- DATA PROVIDED
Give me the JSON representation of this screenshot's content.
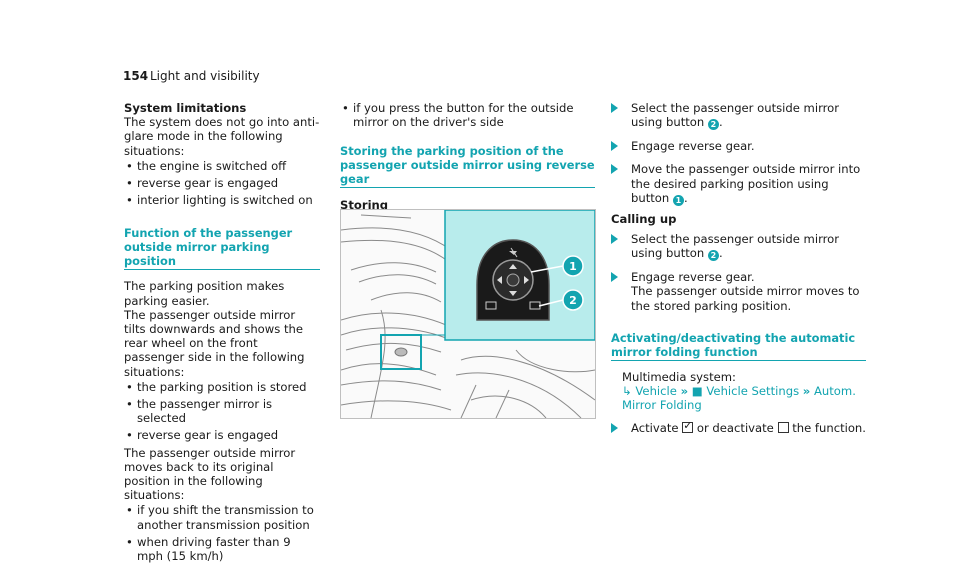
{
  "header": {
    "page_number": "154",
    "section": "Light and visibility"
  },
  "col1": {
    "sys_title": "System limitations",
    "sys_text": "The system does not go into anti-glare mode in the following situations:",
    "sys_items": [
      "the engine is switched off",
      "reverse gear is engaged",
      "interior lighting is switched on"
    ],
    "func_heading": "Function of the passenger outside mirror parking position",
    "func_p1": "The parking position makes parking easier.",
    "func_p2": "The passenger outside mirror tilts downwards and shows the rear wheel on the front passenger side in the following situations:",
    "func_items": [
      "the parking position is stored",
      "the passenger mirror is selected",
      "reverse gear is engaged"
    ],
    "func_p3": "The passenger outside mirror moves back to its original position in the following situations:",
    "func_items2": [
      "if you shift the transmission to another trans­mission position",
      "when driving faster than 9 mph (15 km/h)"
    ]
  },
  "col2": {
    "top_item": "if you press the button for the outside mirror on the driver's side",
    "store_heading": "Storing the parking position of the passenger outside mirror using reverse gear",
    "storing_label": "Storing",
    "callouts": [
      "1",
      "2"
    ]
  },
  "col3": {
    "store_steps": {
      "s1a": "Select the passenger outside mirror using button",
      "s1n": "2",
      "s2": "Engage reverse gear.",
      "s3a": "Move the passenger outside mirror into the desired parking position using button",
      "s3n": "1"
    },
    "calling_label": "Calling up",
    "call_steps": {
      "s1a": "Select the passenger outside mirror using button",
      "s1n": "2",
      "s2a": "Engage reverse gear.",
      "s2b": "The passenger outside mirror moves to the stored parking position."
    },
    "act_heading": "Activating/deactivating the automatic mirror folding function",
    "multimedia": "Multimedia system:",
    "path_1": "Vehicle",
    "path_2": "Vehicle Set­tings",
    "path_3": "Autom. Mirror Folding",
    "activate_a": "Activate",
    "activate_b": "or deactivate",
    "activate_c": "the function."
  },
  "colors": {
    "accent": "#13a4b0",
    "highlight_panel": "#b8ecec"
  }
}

- WORK INSTRUCTIONS
Copy each line of the data above that holds "moves".

- OUTPUT
    "func_p3": "The passenger outside mirror moves back to its original position in the following situations:",
      "s2b": "The passenger outside mirror moves to the stored parking position."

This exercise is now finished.